GIVEN PROBLEM. Repeat the records exactly. Every line must match.

**** RECORDS TO PROCESS

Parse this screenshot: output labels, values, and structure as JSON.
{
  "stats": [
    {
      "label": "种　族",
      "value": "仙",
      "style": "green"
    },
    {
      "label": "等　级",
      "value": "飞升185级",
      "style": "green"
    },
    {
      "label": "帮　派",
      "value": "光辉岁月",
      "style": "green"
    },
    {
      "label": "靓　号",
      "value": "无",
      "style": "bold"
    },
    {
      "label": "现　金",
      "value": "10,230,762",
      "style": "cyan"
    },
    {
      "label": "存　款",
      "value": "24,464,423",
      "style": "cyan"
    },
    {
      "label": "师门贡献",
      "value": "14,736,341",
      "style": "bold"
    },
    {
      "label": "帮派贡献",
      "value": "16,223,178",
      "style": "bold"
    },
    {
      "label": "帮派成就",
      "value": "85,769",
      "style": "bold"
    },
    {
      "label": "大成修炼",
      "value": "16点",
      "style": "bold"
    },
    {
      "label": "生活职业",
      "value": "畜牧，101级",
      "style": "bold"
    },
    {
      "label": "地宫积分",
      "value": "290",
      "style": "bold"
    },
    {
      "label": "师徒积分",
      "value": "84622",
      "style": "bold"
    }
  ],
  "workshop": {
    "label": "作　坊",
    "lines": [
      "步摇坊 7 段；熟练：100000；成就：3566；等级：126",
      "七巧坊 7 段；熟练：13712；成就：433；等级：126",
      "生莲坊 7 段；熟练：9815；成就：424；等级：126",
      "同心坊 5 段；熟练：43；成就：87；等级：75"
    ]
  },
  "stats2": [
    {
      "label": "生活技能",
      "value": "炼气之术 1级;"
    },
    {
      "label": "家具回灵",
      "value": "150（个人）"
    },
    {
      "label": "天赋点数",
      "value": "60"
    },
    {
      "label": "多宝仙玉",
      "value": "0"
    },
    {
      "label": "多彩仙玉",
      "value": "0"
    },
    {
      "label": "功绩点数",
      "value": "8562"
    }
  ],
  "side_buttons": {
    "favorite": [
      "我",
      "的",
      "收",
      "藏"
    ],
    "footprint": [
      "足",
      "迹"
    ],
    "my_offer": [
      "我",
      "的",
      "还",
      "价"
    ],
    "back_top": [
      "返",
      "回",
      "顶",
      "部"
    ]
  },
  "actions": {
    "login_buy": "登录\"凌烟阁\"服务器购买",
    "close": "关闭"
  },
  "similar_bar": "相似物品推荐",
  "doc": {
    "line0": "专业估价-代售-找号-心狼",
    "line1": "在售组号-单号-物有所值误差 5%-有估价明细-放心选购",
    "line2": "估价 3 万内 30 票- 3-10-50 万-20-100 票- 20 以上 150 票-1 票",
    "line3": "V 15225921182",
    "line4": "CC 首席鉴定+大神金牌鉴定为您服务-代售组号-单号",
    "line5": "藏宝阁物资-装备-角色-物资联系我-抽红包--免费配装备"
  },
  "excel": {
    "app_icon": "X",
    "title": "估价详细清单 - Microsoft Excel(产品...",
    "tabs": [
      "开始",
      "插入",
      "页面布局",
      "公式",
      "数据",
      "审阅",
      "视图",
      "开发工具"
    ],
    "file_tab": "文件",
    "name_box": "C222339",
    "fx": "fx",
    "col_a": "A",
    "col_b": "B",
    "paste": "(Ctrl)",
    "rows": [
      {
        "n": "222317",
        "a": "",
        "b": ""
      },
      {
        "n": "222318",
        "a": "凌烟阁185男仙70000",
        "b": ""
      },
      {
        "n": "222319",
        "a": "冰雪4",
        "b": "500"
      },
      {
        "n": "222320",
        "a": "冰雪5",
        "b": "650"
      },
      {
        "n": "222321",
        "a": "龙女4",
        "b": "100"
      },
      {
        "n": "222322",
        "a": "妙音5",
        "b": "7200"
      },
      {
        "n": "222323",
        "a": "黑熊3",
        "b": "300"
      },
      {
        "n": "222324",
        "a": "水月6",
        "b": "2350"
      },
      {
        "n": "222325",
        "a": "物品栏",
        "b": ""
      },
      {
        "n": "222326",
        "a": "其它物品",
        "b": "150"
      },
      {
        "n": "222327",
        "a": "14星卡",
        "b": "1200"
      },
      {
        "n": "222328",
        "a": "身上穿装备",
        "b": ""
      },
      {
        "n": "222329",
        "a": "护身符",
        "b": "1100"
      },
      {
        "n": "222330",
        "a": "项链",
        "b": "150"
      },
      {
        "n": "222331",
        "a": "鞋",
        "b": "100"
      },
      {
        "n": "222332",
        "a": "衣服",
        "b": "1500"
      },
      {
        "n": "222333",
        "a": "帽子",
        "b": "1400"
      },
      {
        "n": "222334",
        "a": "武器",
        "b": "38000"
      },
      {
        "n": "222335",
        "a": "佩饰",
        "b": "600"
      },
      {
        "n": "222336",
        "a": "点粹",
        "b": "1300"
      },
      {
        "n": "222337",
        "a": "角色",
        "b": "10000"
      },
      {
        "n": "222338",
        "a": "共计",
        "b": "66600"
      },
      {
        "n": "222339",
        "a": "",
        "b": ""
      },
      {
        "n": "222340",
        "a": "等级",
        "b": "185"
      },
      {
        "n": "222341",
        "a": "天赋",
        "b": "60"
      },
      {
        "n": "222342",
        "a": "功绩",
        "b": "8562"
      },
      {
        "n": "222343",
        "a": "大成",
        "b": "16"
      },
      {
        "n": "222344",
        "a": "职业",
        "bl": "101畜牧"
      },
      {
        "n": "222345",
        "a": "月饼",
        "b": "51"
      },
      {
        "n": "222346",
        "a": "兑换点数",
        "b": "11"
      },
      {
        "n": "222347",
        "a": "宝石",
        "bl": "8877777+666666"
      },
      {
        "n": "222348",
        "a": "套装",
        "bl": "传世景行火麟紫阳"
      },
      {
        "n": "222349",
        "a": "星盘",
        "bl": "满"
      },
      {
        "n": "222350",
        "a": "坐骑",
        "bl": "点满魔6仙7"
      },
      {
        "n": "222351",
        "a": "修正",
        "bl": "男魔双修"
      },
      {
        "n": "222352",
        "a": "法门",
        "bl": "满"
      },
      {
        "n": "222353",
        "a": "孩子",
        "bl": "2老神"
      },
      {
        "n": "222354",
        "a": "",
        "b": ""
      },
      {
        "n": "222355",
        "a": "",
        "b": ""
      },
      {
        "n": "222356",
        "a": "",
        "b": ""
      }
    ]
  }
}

********

IN RESPONSE.
Parse this screenshot: output labels, values, and structure as JSON.
{
  "stats": [
    {
      "label": "种　族",
      "value": "仙",
      "style": "green"
    },
    {
      "label": "等　级",
      "value": "飞升185级",
      "style": "green"
    },
    {
      "label": "帮　派",
      "value": "光辉岁月",
      "style": "green"
    },
    {
      "label": "靓　号",
      "value": "无",
      "style": "bold"
    },
    {
      "label": "现　金",
      "value": "10,230,762",
      "style": "cyan"
    },
    {
      "label": "存　款",
      "value": "24,464,423",
      "style": "cyan"
    },
    {
      "label": "师门贡献",
      "value": "14,736,341",
      "style": "bold"
    },
    {
      "label": "帮派贡献",
      "value": "16,223,178",
      "style": "bold"
    },
    {
      "label": "帮派成就",
      "value": "85,769",
      "style": "bold"
    },
    {
      "label": "大成修炼",
      "value": "16点",
      "style": "bold"
    },
    {
      "label": "生活职业",
      "value": "畜牧，101级",
      "style": "bold"
    },
    {
      "label": "地宫积分",
      "value": "290",
      "style": "bold"
    },
    {
      "label": "师徒积分",
      "value": "84622",
      "style": "bold"
    }
  ],
  "workshop": {
    "label": "作　坊",
    "lines": [
      "步摇坊 7 段；熟练：100000；成就：3566；等级：126",
      "七巧坊 7 段；熟练：13712；成就：433；等级：126",
      "生莲坊 7 段；熟练：9815；成就：424；等级：126",
      "同心坊 5 段；熟练：43；成就：87；等级：75"
    ]
  },
  "stats2": [
    {
      "label": "生活技能",
      "value": "炼气之术 1级;"
    },
    {
      "label": "家具回灵",
      "value": "150（个人）"
    },
    {
      "label": "天赋点数",
      "value": "60"
    },
    {
      "label": "多宝仙玉",
      "value": "0"
    },
    {
      "label": "多彩仙玉",
      "value": "0"
    },
    {
      "label": "功绩点数",
      "value": "8562"
    }
  ],
  "side_buttons": {
    "favorite": [
      "我",
      "的",
      "收",
      "藏"
    ],
    "footprint": [
      "足",
      "迹"
    ],
    "my_offer": [
      "我",
      "的",
      "还",
      "价"
    ],
    "back_top": [
      "返",
      "回",
      "顶",
      "部"
    ]
  },
  "actions": {
    "login_buy": "登录\"凌烟阁\"服务器购买",
    "close": "关闭"
  },
  "similar_bar": "相似物品推荐",
  "doc": {
    "line0": "专业估价-代售-找号-心狼",
    "line1": "在售组号-单号-物有所值误差 5%-有估价明细-放心选购",
    "line2": "估价 3 万内 30 票- 3-10-50 万-20-100 票- 20 以上 150 票-1 票",
    "line3": "V 15225921182",
    "line4": "CC 首席鉴定+大神金牌鉴定为您服务-代售组号-单号",
    "line5": "藏宝阁物资-装备-角色-物资联系我-抽红包--免费配装备"
  },
  "excel": {
    "app_icon": "X",
    "title": "估价详细清单 - Microsoft Excel(产品...",
    "tabs": [
      "开始",
      "插入",
      "页面布局",
      "公式",
      "数据",
      "审阅",
      "视图",
      "开发工具"
    ],
    "file_tab": "文件",
    "name_box": "C222339",
    "fx": "fx",
    "col_a": "A",
    "col_b": "B",
    "paste": "(Ctrl)",
    "rows": [
      {
        "n": "222317",
        "a": "",
        "b": ""
      },
      {
        "n": "222318",
        "a": "凌烟阁185男仙70000",
        "b": ""
      },
      {
        "n": "222319",
        "a": "冰雪4",
        "b": "500"
      },
      {
        "n": "222320",
        "a": "冰雪5",
        "b": "650"
      },
      {
        "n": "222321",
        "a": "龙女4",
        "b": "100"
      },
      {
        "n": "222322",
        "a": "妙音5",
        "b": "7200"
      },
      {
        "n": "222323",
        "a": "黑熊3",
        "b": "300"
      },
      {
        "n": "222324",
        "a": "水月6",
        "b": "2350"
      },
      {
        "n": "222325",
        "a": "物品栏",
        "b": ""
      },
      {
        "n": "222326",
        "a": "其它物品",
        "b": "150"
      },
      {
        "n": "222327",
        "a": "14星卡",
        "b": "1200"
      },
      {
        "n": "222328",
        "a": "身上穿装备",
        "b": ""
      },
      {
        "n": "222329",
        "a": "护身符",
        "b": "1100"
      },
      {
        "n": "222330",
        "a": "项链",
        "b": "150"
      },
      {
        "n": "222331",
        "a": "鞋",
        "b": "100"
      },
      {
        "n": "222332",
        "a": "衣服",
        "b": "1500"
      },
      {
        "n": "222333",
        "a": "帽子",
        "b": "1400"
      },
      {
        "n": "222334",
        "a": "武器",
        "b": "38000"
      },
      {
        "n": "222335",
        "a": "佩饰",
        "b": "600"
      },
      {
        "n": "222336",
        "a": "点粹",
        "b": "1300"
      },
      {
        "n": "222337",
        "a": "角色",
        "b": "10000"
      },
      {
        "n": "222338",
        "a": "共计",
        "b": "66600"
      },
      {
        "n": "222339",
        "a": "",
        "b": ""
      },
      {
        "n": "222340",
        "a": "等级",
        "b": "185"
      },
      {
        "n": "222341",
        "a": "天赋",
        "b": "60"
      },
      {
        "n": "222342",
        "a": "功绩",
        "b": "8562"
      },
      {
        "n": "222343",
        "a": "大成",
        "b": "16"
      },
      {
        "n": "222344",
        "a": "职业",
        "bl": "101畜牧"
      },
      {
        "n": "222345",
        "a": "月饼",
        "b": "51"
      },
      {
        "n": "222346",
        "a": "兑换点数",
        "b": "11"
      },
      {
        "n": "222347",
        "a": "宝石",
        "bl": "8877777+666666"
      },
      {
        "n": "222348",
        "a": "套装",
        "bl": "传世景行火麟紫阳"
      },
      {
        "n": "222349",
        "a": "星盘",
        "bl": "满"
      },
      {
        "n": "222350",
        "a": "坐骑",
        "bl": "点满魔6仙7"
      },
      {
        "n": "222351",
        "a": "修正",
        "bl": "男魔双修"
      },
      {
        "n": "222352",
        "a": "法门",
        "bl": "满"
      },
      {
        "n": "222353",
        "a": "孩子",
        "bl": "2老神"
      },
      {
        "n": "222354",
        "a": "",
        "b": ""
      },
      {
        "n": "222355",
        "a": "",
        "b": ""
      },
      {
        "n": "222356",
        "a": "",
        "b": ""
      }
    ]
  }
}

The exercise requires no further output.